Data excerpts
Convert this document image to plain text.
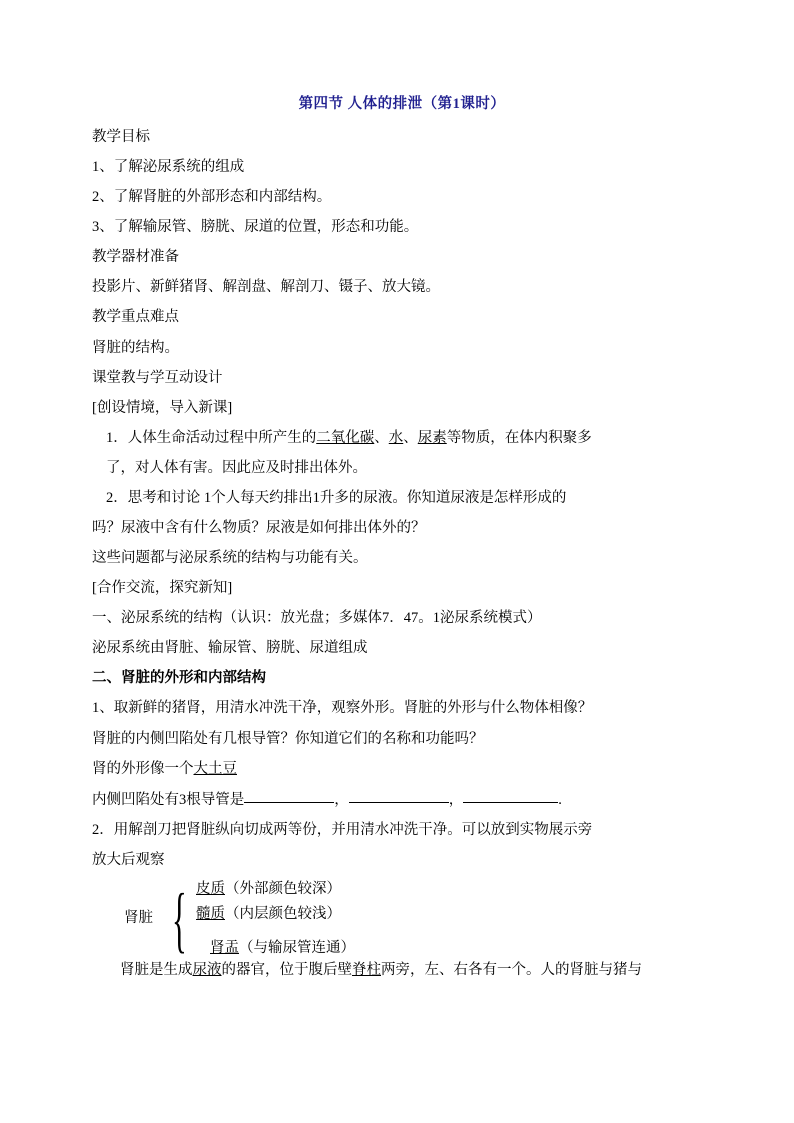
第四节 人体的排泄（第1课时）

教学目标

1、了解泌尿系统的组成

2、了解肾脏的外部形态和内部结构。

3、了解输尿管、膀胱、尿道的位置，形态和功能。

教学器材准备

投影片、新鲜猪肾、解剖盘、解剖刀、镊子、放大镜。

教学重点难点

肾脏的结构。

课堂教与学互动设计

[创设情境，导入新课]

1．人体生命活动过程中所产生的二氧化碳、水、尿素等物质，在体内积聚多

了，对人体有害。因此应及时排出体外。

2．思考和讨论 1个人每天约排出1升多的尿液。你知道尿液是怎样形成的

吗？尿液中含有什么物质？尿液是如何排出体外的？

这些问题都与泌尿系统的结构与功能有关。

[合作交流，探究新知]

一、泌尿系统的结构（认识：放光盘；多媒体7．47。1泌尿系统模式）

泌尿系统由肾脏、输尿管、膀胱、尿道组成

二、肾脏的外形和内部结构

1、取新鲜的猪肾，用清水冲洗干净，观察外形。肾脏的外形与什么物体相像？

肾脏的内侧凹陷处有几根导管？你知道它们的名称和功能吗？

肾的外形像一个大土豆

内侧凹陷处有3根导管是	，	，	.

2．用解剖刀把肾脏纵向切成两等份，并用清水冲洗干净。可以放到实物展示旁

放大后观察

肾脏 { 皮质（外部颜色较深）
髓质（内层颜色较浅）
肾盂（与输尿管连通）

肾脏是生成尿液的器官，位于腹后壁脊柱两旁，左、右各有一个。人的肾脏与猪与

◆ **TASK**
Copy each line of the records precisely and drop any images they hold.

◆ **EXERCISE RESULT**
Convert this document image to plain text.
第四节 人体的排泄（第1课时）

教学目标

1、了解泌尿系统的组成

2、了解肾脏的外部形态和内部结构。

3、了解输尿管、膀胱、尿道的位置，形态和功能。

教学器材准备

投影片、新鲜猪肾、解剖盘、解剖刀、镊子、放大镜。

教学重点难点

肾脏的结构。

课堂教与学互动设计

[创设情境，导入新课]

1．人体生命活动过程中所产生的二氧化碳、水、尿素等物质，在体内积聚多

了，对人体有害。因此应及时排出体外。

2．思考和讨论 1个人每天约排出1升多的尿液。你知道尿液是怎样形成的

吗？尿液中含有什么物质？尿液是如何排出体外的？

这些问题都与泌尿系统的结构与功能有关。

[合作交流，探究新知]

一、泌尿系统的结构（认识：放光盘；多媒体7．47。1泌尿系统模式）

泌尿系统由肾脏、输尿管、膀胱、尿道组成

二、肾脏的外形和内部结构

1、取新鲜的猪肾，用清水冲洗干净，观察外形。肾脏的外形与什么物体相像？

肾脏的内侧凹陷处有几根导管？你知道它们的名称和功能吗？

肾的外形像一个大土豆

内侧凹陷处有3根导管是	，	，	.

2．用解剖刀把肾脏纵向切成两等份，并用清水冲洗干净。可以放到实物展示旁

放大后观察

肾脏 { 皮质（外部颜色较深）
髓质（内层颜色较浅）
肾盂（与输尿管连通）

肾脏是生成尿液的器官，位于腹后壁脊柱两旁，左、右各有一个。人的肾脏与猪与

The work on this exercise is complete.